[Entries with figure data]
=-=-=
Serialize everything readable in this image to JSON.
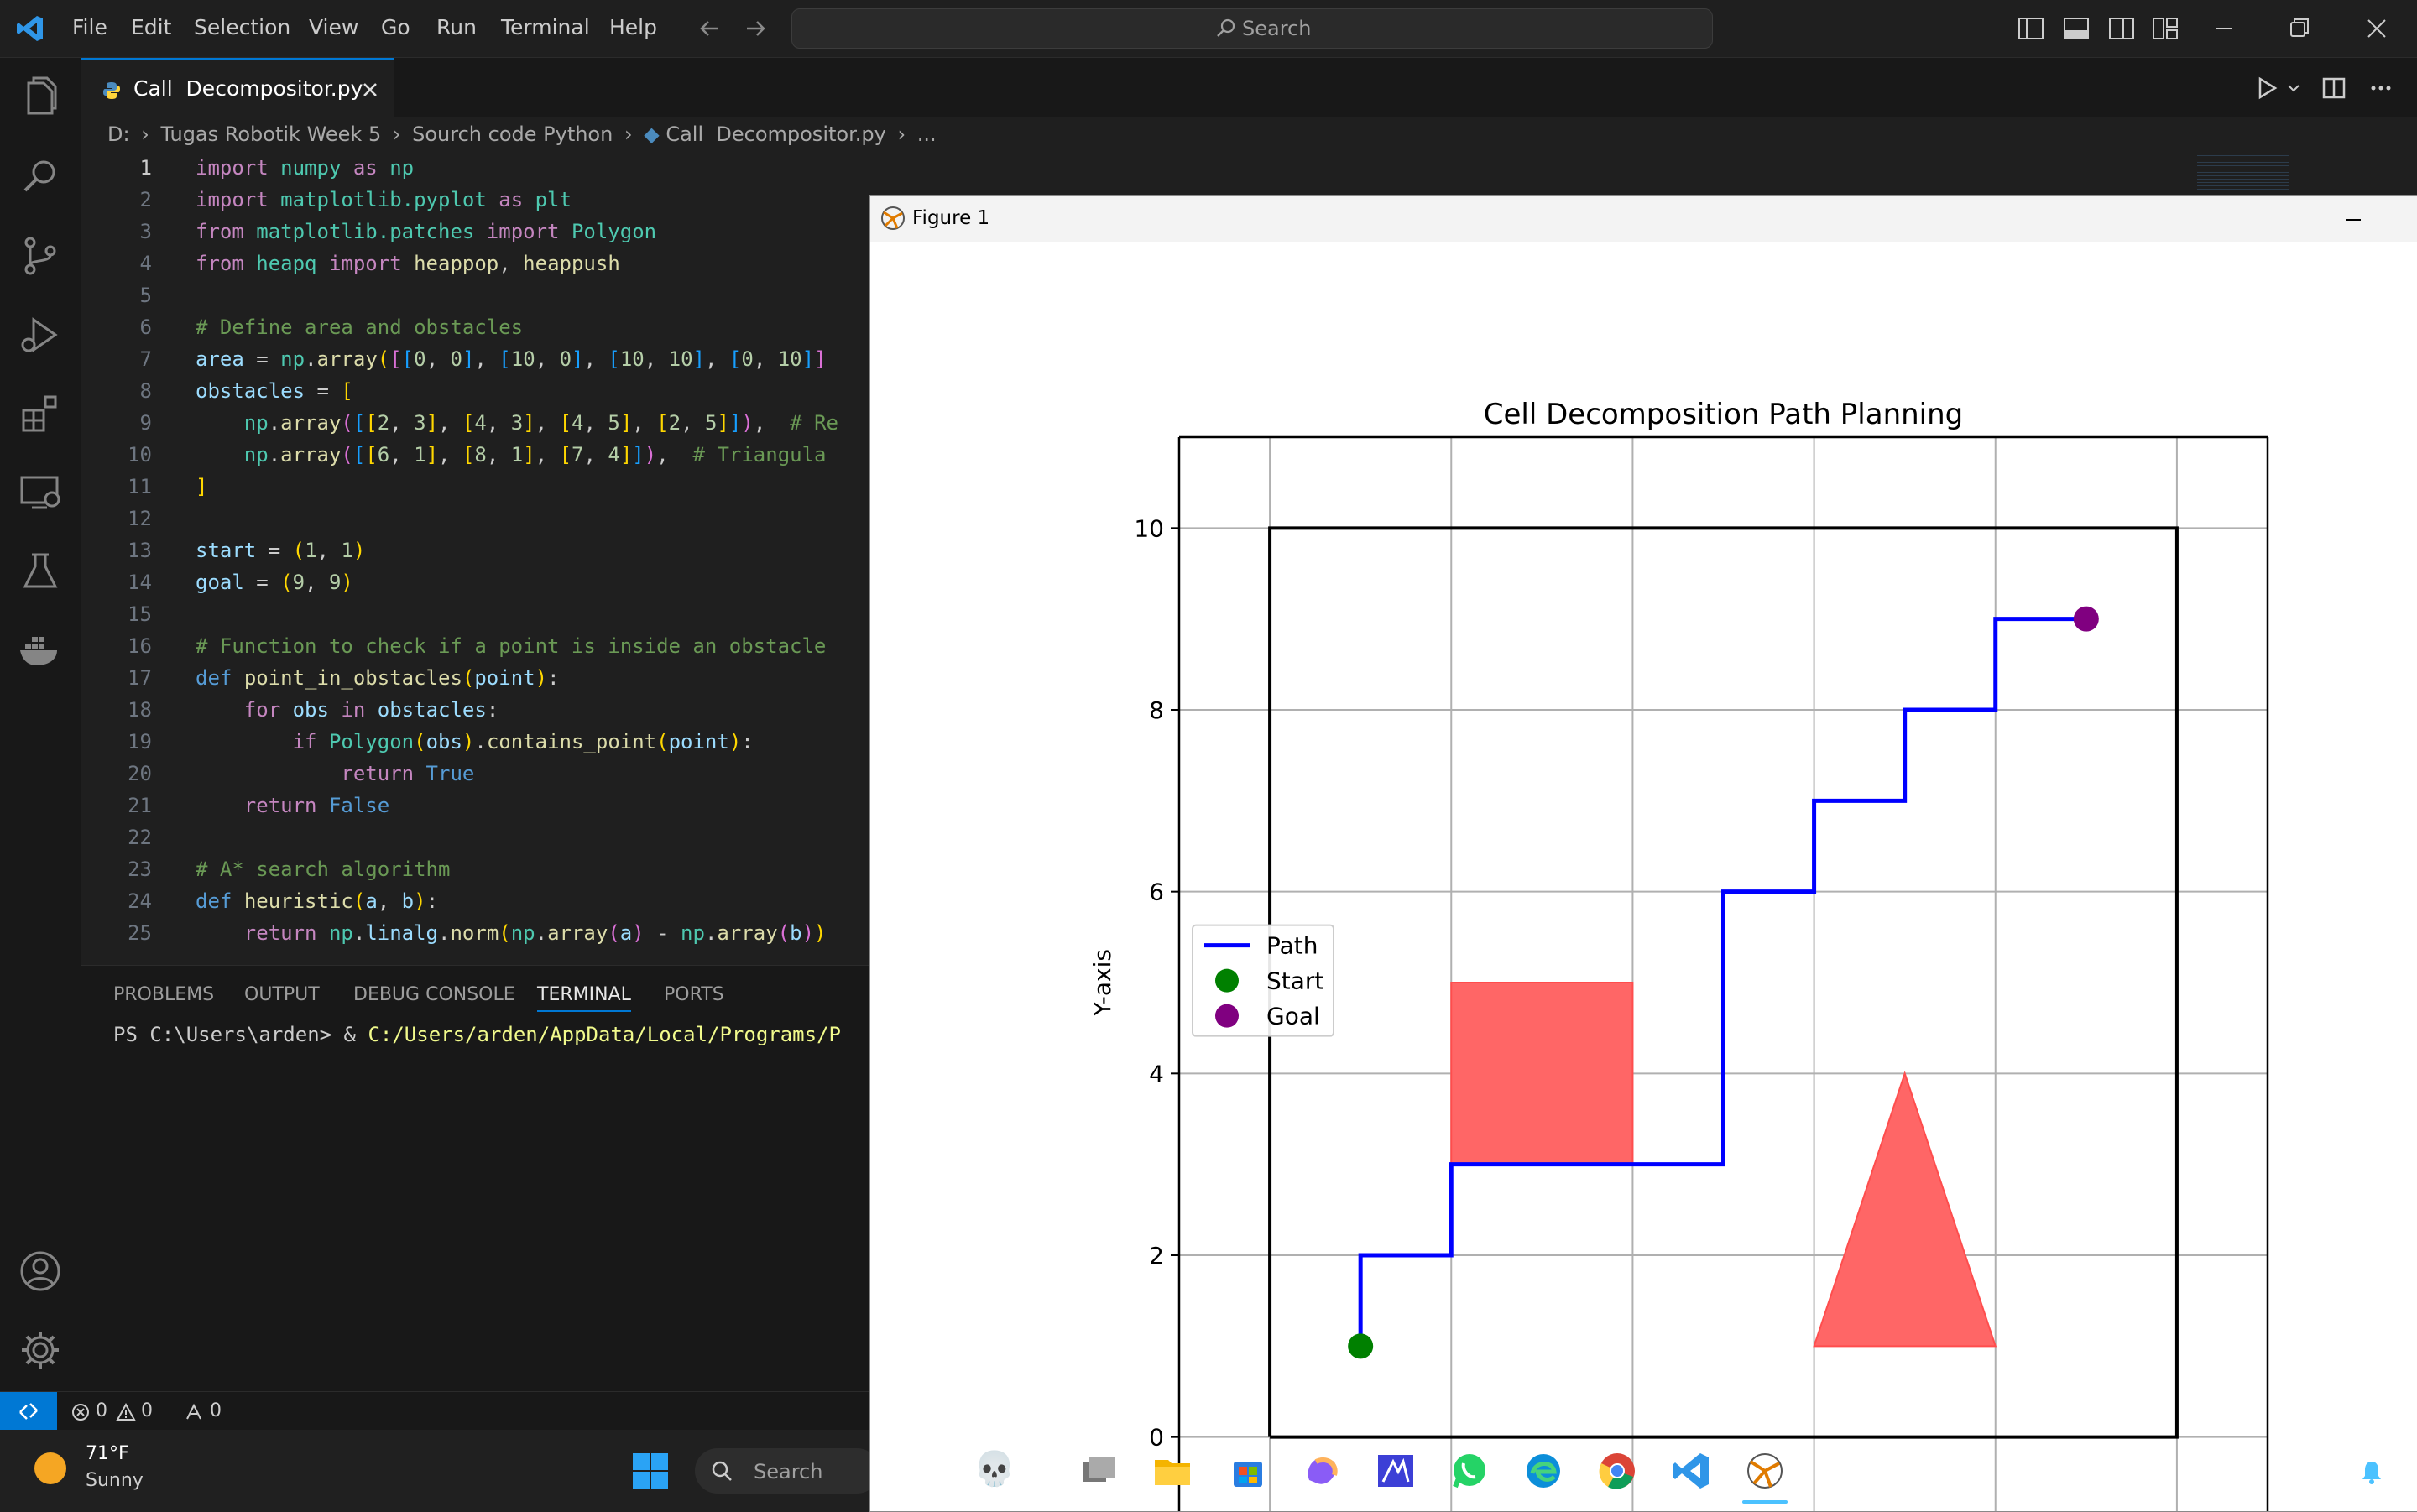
{
  "menu": [
    "File",
    "Edit",
    "Selection",
    "View",
    "Go",
    "Run",
    "Terminal",
    "Help"
  ],
  "search": {
    "label": "Search"
  },
  "tab": {
    "label": "Call  Decompositor.py"
  },
  "breadcrumb": {
    "drive": "D:",
    "folder1": "Tugas Robotik Week 5",
    "folder2": "Sourch code Python",
    "file": "Call  Decompositor.py",
    "more": "..."
  },
  "line_numbers": [
    "1",
    "2",
    "3",
    "4",
    "5",
    "6",
    "7",
    "8",
    "9",
    "10",
    "11",
    "12",
    "13",
    "14",
    "15",
    "16",
    "17",
    "18",
    "19",
    "20",
    "21",
    "22",
    "23",
    "24",
    "25"
  ],
  "panel": {
    "tabs": [
      "PROBLEMS",
      "OUTPUT",
      "DEBUG CONSOLE",
      "TERMINAL",
      "PORTS"
    ],
    "active_tab": "TERMINAL",
    "prompt": "PS C:\\Users\\arden> ",
    "command_amp": "& ",
    "command_path": "C:/Users/arden/AppData/Local/Programs/P"
  },
  "status": {
    "errors": "0",
    "warnings": "0",
    "ports": "0"
  },
  "figure": {
    "window_title": "Figure 1"
  },
  "chart_data": {
    "type": "line",
    "title": "Cell Decomposition Path Planning",
    "xlabel": "",
    "ylabel": "Y-axis",
    "xlim": [
      -1,
      11
    ],
    "ylim": [
      -1,
      11
    ],
    "y_ticks": [
      0,
      2,
      4,
      6,
      8,
      10
    ],
    "grid": true,
    "legend": "center-left",
    "area_boundary": [
      [
        0,
        0
      ],
      [
        10,
        0
      ],
      [
        10,
        10
      ],
      [
        0,
        10
      ],
      [
        0,
        0
      ]
    ],
    "obstacles": [
      {
        "shape": "rectangle",
        "points": [
          [
            2,
            3
          ],
          [
            4,
            3
          ],
          [
            4,
            5
          ],
          [
            2,
            5
          ]
        ],
        "color": "#ff6666"
      },
      {
        "shape": "triangle",
        "points": [
          [
            6,
            1
          ],
          [
            8,
            1
          ],
          [
            7,
            4
          ]
        ],
        "color": "#ff6666"
      }
    ],
    "series": [
      {
        "name": "Path",
        "color": "#0000ff",
        "points": [
          [
            1,
            1
          ],
          [
            1,
            2
          ],
          [
            2,
            2
          ],
          [
            2,
            3
          ],
          [
            3,
            3
          ],
          [
            4,
            3
          ],
          [
            5,
            3
          ],
          [
            5,
            4
          ],
          [
            5,
            5
          ],
          [
            5,
            6
          ],
          [
            6,
            6
          ],
          [
            6,
            7
          ],
          [
            7,
            7
          ],
          [
            7,
            8
          ],
          [
            8,
            8
          ],
          [
            8,
            9
          ],
          [
            9,
            9
          ]
        ]
      },
      {
        "name": "Start",
        "color": "#008000",
        "points": [
          [
            1,
            1
          ]
        ]
      },
      {
        "name": "Goal",
        "color": "#800080",
        "points": [
          [
            9,
            9
          ]
        ]
      }
    ]
  },
  "taskbar": {
    "temperature": "71°F",
    "condition": "Sunny",
    "search": "Search"
  }
}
=-=-=
== WORK TO COMPLETE ==
Among the lines above, determine how many hold the word "arden"; report the figure alone.

== SOLUTION FOR THIS EXERCISE ==
2